Request — Every line that holds "JSON" should be shown.

Stored data —
**********

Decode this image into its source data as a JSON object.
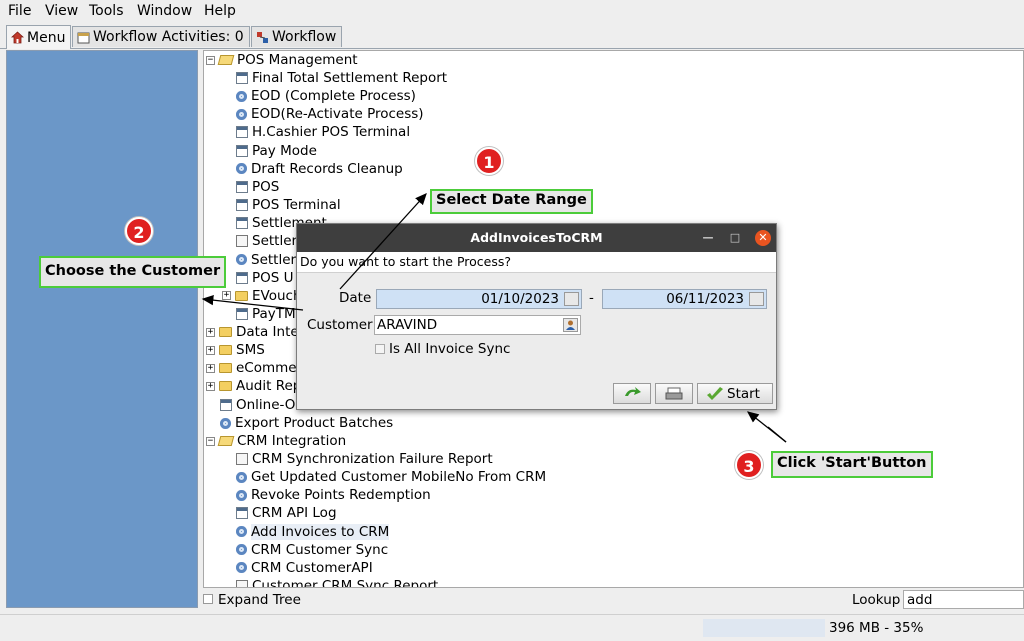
{
  "menubar": [
    "File",
    "View",
    "Tools",
    "Window",
    "Help"
  ],
  "tabs": [
    {
      "label": "Menu",
      "icon": "home-icon"
    },
    {
      "label": "Workflow Activities: 0",
      "icon": "calendar-icon"
    },
    {
      "label": "Workflow",
      "icon": "workflow-icon"
    }
  ],
  "tree": {
    "pos_management": "POS Management",
    "pos_items": [
      {
        "label": "Final Total Settlement Report",
        "icon": "report-icon"
      },
      {
        "label": "EOD (Complete Process)",
        "icon": "process-gear-icon"
      },
      {
        "label": "EOD(Re-Activate Process)",
        "icon": "process-gear-icon"
      },
      {
        "label": "H.Cashier POS Terminal",
        "icon": "report-icon"
      },
      {
        "label": "Pay Mode",
        "icon": "report-icon"
      },
      {
        "label": "Draft Records Cleanup",
        "icon": "process-gear-icon"
      },
      {
        "label": "POS",
        "icon": "report-icon"
      },
      {
        "label": "POS Terminal",
        "icon": "report-icon"
      },
      {
        "label": "Settlement",
        "icon": "report-icon"
      },
      {
        "label": "Settler",
        "icon": "document-icon"
      },
      {
        "label": "Settler",
        "icon": "process-gear-icon"
      },
      {
        "label": "POS U",
        "icon": "report-icon"
      },
      {
        "label": "EVouch",
        "icon": "folder-icon"
      },
      {
        "label": "PayTM",
        "icon": "report-icon"
      }
    ],
    "folders": [
      "Data Inte",
      "SMS",
      "eComme",
      "Audit Rep"
    ],
    "online": "Online-O",
    "export": "Export Product Batches",
    "crm_integration": "CRM Integration",
    "crm_items": [
      {
        "label": "CRM Synchronization Failure Report",
        "icon": "document-icon"
      },
      {
        "label": "Get Updated Customer MobileNo From CRM",
        "icon": "process-gear-icon"
      },
      {
        "label": "Revoke Points Redemption",
        "icon": "process-gear-icon"
      },
      {
        "label": "CRM API Log",
        "icon": "report-icon"
      },
      {
        "label": "Add Invoices to CRM",
        "icon": "process-gear-icon"
      },
      {
        "label": "CRM Customer Sync",
        "icon": "process-gear-icon"
      },
      {
        "label": "CRM CustomerAPI",
        "icon": "process-gear-icon"
      },
      {
        "label": "Customer CRM Sync Report",
        "icon": "document-icon"
      }
    ]
  },
  "bottom": {
    "expand_tree": "Expand Tree",
    "lookup_label": "Lookup",
    "lookup_value": "add"
  },
  "status": {
    "memory": "396 MB - 35%"
  },
  "dialog": {
    "title": "AddInvoicesToCRM",
    "prompt": "Do you want to start the Process?",
    "date_label": "Date",
    "date_from": "01/10/2023",
    "date_sep": "-",
    "date_to": "06/11/2023",
    "customer_label": "Customer",
    "customer_value": "ARAVIND",
    "checkbox_label": "Is All Invoice Sync",
    "start_label": "Start"
  },
  "callouts": [
    {
      "num": "1",
      "text": "Select Date Range"
    },
    {
      "num": "2",
      "text": "Choose the Customer"
    },
    {
      "num": "3",
      "text": "Click 'Start'Button"
    }
  ],
  "colors": {
    "left_panel": "#6b97c8",
    "dialog_title_bar": "#3e3e3e",
    "field_bg": "#cfe1f5",
    "callout_border": "#4ccc3a",
    "badge": "#e02020",
    "close_button": "#e95420"
  }
}
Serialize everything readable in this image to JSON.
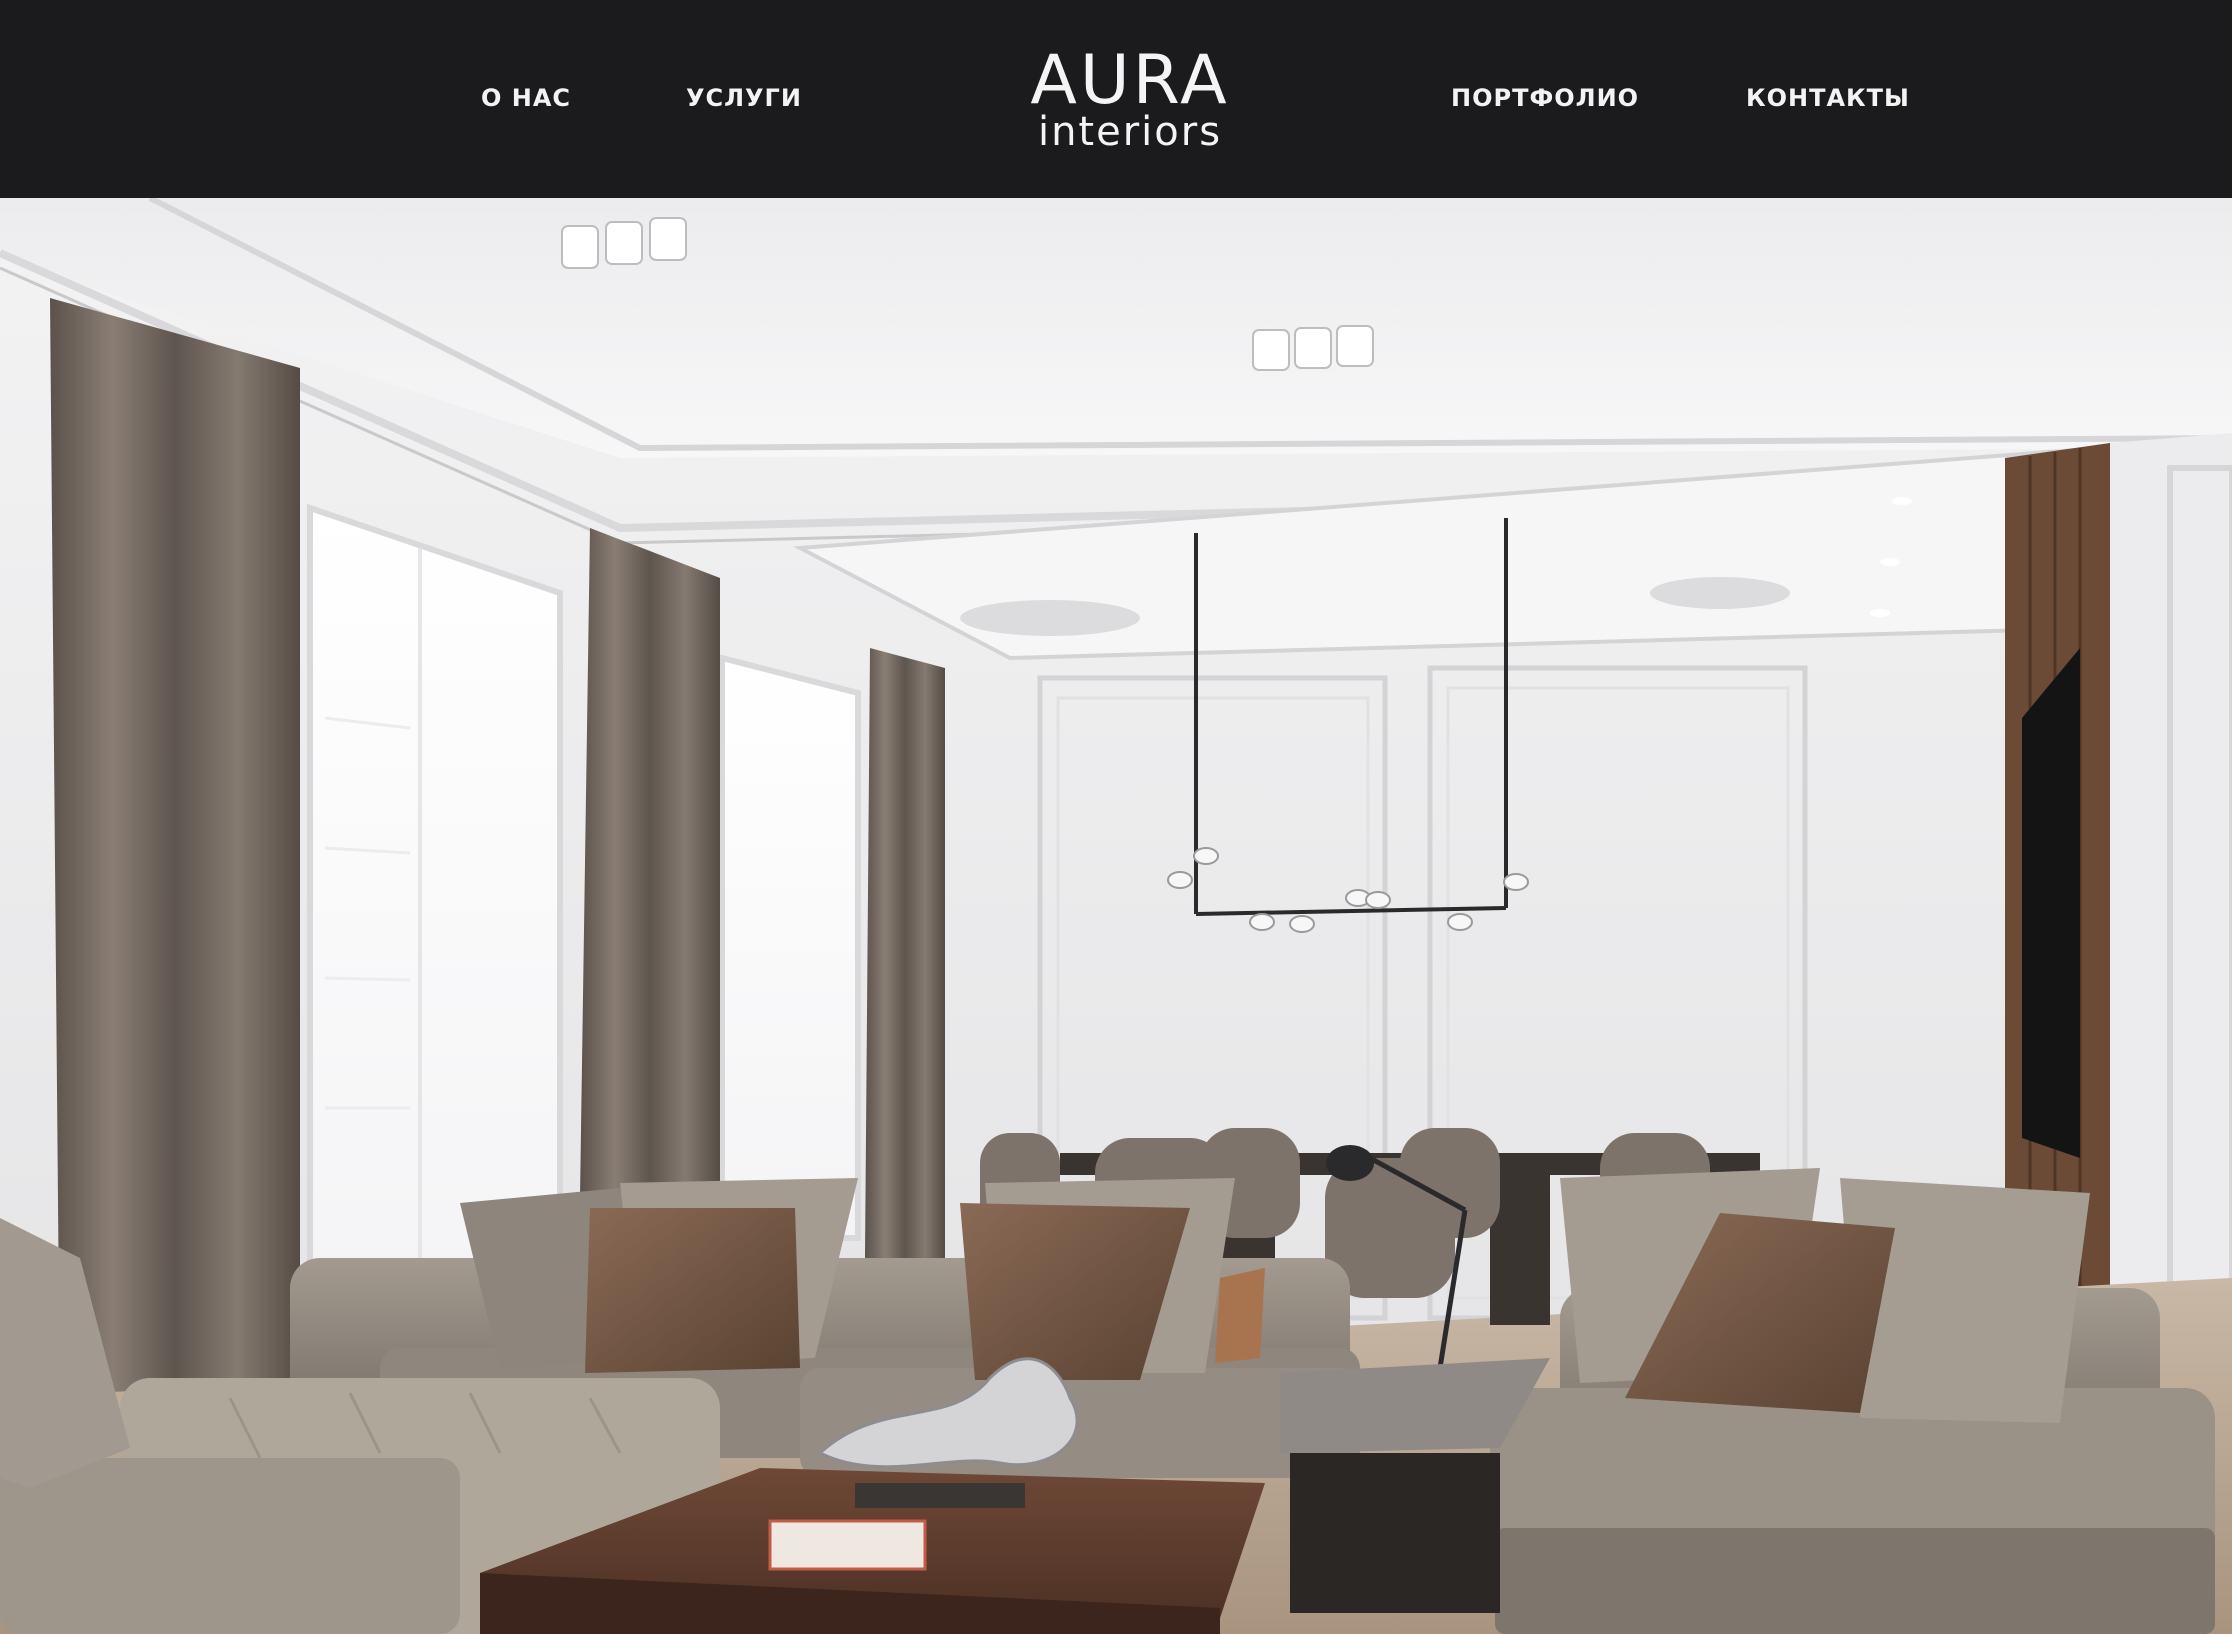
{
  "header": {
    "logo": {
      "main": "AURA",
      "sub": "interiors"
    },
    "nav": {
      "about": "О НАС",
      "services": "УСЛУГИ",
      "portfolio": "ПОРТФОЛИО",
      "contacts": "КОНТАКТЫ"
    }
  },
  "hero": {
    "image_subject": "living-room-interior-photo"
  },
  "colors": {
    "header_bg": "#1b1b1d",
    "header_text": "#f3f3f3",
    "wall": "#e8e8ea",
    "curtain": "#6f655d",
    "sofa": "#8e857c",
    "pillow_brown": "#6e5240",
    "table_wood": "#5a3a2c"
  }
}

**********

Solved problem —
Decode this image into its source data as a JSON object.
Serialize everything readable in this image to JSON.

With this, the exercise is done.